╭─ Data listing

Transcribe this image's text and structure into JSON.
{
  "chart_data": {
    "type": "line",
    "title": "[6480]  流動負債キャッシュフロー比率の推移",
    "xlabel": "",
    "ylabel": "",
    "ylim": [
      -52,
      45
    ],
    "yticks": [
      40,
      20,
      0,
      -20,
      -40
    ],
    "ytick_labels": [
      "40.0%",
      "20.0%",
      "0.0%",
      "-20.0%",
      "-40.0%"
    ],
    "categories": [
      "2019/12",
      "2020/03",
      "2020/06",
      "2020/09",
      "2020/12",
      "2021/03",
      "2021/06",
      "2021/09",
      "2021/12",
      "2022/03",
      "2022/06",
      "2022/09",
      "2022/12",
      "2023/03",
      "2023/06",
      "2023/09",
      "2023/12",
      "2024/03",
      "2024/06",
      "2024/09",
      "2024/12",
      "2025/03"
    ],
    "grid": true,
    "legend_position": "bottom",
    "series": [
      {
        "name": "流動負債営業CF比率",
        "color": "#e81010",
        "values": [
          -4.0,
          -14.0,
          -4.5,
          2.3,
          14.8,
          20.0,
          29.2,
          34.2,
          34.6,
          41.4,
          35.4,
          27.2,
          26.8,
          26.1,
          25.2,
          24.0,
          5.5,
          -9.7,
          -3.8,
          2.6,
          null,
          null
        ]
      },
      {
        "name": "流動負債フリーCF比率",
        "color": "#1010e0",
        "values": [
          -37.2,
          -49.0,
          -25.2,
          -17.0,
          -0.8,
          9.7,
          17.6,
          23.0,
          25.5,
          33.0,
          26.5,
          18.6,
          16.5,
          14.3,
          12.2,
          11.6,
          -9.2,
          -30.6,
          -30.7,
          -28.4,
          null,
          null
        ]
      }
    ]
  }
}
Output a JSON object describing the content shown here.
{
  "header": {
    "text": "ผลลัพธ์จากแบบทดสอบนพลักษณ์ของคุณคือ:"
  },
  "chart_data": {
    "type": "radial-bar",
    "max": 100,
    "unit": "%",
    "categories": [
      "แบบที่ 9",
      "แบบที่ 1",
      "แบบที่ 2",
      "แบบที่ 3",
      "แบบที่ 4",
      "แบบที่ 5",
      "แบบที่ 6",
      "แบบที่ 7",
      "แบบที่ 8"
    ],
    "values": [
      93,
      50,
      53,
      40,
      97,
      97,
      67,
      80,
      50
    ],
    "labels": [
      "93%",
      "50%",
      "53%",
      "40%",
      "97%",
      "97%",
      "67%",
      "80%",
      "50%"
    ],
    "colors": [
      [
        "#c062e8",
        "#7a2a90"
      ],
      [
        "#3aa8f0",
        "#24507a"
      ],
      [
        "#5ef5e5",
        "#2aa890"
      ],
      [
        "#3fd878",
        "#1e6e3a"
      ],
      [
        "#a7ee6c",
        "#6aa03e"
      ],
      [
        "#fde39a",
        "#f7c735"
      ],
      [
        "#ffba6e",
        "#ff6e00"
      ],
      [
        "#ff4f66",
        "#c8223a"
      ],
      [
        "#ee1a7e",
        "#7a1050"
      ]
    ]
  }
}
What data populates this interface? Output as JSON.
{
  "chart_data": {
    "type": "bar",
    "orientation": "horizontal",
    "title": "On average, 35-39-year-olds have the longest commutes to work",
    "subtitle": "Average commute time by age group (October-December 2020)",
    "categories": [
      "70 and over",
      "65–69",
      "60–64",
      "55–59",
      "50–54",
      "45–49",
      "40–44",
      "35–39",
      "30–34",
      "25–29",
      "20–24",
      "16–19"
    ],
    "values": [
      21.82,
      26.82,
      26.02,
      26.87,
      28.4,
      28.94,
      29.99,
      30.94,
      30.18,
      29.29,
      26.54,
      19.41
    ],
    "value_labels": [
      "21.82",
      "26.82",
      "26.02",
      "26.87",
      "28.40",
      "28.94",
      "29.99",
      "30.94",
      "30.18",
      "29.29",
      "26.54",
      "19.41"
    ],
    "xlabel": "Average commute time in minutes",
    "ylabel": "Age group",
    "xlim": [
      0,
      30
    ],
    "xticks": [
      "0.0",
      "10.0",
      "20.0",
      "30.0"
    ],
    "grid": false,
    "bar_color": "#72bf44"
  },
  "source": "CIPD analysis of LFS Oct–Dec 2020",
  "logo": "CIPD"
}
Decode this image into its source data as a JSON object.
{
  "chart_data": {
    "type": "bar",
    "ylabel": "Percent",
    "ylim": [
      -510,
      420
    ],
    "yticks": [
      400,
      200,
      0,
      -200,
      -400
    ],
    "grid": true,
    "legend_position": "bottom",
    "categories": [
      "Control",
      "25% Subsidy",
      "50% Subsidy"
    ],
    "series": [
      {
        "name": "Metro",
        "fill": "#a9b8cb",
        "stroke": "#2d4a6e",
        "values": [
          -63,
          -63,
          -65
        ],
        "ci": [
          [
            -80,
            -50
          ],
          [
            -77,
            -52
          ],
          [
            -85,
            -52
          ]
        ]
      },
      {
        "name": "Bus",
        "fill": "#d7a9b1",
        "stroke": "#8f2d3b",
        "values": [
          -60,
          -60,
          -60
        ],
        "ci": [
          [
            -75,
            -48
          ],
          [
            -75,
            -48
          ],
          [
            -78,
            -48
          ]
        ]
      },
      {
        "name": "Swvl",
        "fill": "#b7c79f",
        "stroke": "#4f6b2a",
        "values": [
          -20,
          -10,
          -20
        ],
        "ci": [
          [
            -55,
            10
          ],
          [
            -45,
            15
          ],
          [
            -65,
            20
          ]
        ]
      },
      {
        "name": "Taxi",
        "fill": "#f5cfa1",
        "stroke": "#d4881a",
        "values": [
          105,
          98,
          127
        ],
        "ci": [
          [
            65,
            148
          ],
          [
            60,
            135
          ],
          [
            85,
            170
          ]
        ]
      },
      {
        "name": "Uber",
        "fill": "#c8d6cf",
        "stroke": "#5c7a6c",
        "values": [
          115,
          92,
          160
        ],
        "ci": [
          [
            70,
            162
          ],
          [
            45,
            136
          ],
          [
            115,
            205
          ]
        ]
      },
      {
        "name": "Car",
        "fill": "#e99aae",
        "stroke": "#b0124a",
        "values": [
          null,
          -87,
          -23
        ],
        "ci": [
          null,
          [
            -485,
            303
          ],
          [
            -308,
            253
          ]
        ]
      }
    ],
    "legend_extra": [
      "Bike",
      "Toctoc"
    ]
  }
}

╰─

Across the material above, how many lines include the string "stroke"? Only the number is wanted.

6